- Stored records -

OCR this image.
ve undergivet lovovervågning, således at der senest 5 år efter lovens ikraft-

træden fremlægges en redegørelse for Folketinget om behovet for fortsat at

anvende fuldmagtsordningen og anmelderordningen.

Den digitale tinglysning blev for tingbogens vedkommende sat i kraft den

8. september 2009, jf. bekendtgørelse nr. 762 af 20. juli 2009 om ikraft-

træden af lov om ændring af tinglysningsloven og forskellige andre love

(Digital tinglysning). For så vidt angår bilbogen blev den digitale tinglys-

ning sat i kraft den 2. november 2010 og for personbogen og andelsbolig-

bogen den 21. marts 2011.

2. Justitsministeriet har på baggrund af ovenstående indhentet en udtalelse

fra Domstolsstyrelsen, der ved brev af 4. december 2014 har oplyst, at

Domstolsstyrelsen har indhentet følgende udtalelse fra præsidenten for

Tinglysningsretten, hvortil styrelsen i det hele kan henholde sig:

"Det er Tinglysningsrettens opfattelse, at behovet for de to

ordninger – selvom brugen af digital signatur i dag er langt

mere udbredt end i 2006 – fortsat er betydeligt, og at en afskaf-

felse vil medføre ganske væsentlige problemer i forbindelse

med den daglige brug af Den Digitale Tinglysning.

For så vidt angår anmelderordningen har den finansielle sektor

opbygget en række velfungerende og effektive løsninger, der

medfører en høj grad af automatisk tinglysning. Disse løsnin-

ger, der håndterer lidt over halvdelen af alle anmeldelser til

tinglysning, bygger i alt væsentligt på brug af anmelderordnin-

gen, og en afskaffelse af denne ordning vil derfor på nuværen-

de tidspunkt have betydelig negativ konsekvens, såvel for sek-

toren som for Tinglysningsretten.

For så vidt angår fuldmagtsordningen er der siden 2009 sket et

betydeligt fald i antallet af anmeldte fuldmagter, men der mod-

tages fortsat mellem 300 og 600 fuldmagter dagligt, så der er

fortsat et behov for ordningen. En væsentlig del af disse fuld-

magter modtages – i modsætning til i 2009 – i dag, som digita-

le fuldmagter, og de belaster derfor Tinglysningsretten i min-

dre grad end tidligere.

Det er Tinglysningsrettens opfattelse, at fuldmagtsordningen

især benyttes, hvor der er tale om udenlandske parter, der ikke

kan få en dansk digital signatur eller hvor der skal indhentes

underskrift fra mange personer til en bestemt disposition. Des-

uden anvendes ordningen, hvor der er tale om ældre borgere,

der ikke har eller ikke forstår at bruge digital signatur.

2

- Written request -
Return the listing above in full, character for character.

- Output of the exercise -
OCR this image.
ve undergivet lovovervågning, således at der senest 5 år efter lovens ikraft-

træden fremlægges en redegørelse for Folketinget om behovet for fortsat at

anvende fuldmagtsordningen og anmelderordningen.

Den digitale tinglysning blev for tingbogens vedkommende sat i kraft den

8. september 2009, jf. bekendtgørelse nr. 762 af 20. juli 2009 om ikraft-

træden af lov om ændring af tinglysningsloven og forskellige andre love

(Digital tinglysning). For så vidt angår bilbogen blev den digitale tinglys-

ning sat i kraft den 2. november 2010 og for personbogen og andelsbolig-

bogen den 21. marts 2011.

2. Justitsministeriet har på baggrund af ovenstående indhentet en udtalelse

fra Domstolsstyrelsen, der ved brev af 4. december 2014 har oplyst, at

Domstolsstyrelsen har indhentet følgende udtalelse fra præsidenten for

Tinglysningsretten, hvortil styrelsen i det hele kan henholde sig:

"Det er Tinglysningsrettens opfattelse, at behovet for de to

ordninger – selvom brugen af digital signatur i dag er langt

mere udbredt end i 2006 – fortsat er betydeligt, og at en afskaf-

felse vil medføre ganske væsentlige problemer i forbindelse

med den daglige brug af Den Digitale Tinglysning.

For så vidt angår anmelderordningen har den finansielle sektor

opbygget en række velfungerende og effektive løsninger, der

medfører en høj grad af automatisk tinglysning. Disse løsnin-

ger, der håndterer lidt over halvdelen af alle anmeldelser til

tinglysning, bygger i alt væsentligt på brug af anmelderordnin-

gen, og en afskaffelse af denne ordning vil derfor på nuværen-

de tidspunkt have betydelig negativ konsekvens, såvel for sek-

toren som for Tinglysningsretten.

For så vidt angår fuldmagtsordningen er der siden 2009 sket et

betydeligt fald i antallet af anmeldte fuldmagter, men der mod-

tages fortsat mellem 300 og 600 fuldmagter dagligt, så der er

fortsat et behov for ordningen. En væsentlig del af disse fuld-

magter modtages – i modsætning til i 2009 – i dag, som digita-

le fuldmagter, og de belaster derfor Tinglysningsretten i min-

dre grad end tidligere.

Det er Tinglysningsrettens opfattelse, at fuldmagtsordningen

især benyttes, hvor der er tale om udenlandske parter, der ikke

kan få en dansk digital signatur eller hvor der skal indhentes

underskrift fra mange personer til en bestemt disposition. Des-

uden anvendes ordningen, hvor der er tale om ældre borgere,

der ikke har eller ikke forstår at bruge digital signatur.

2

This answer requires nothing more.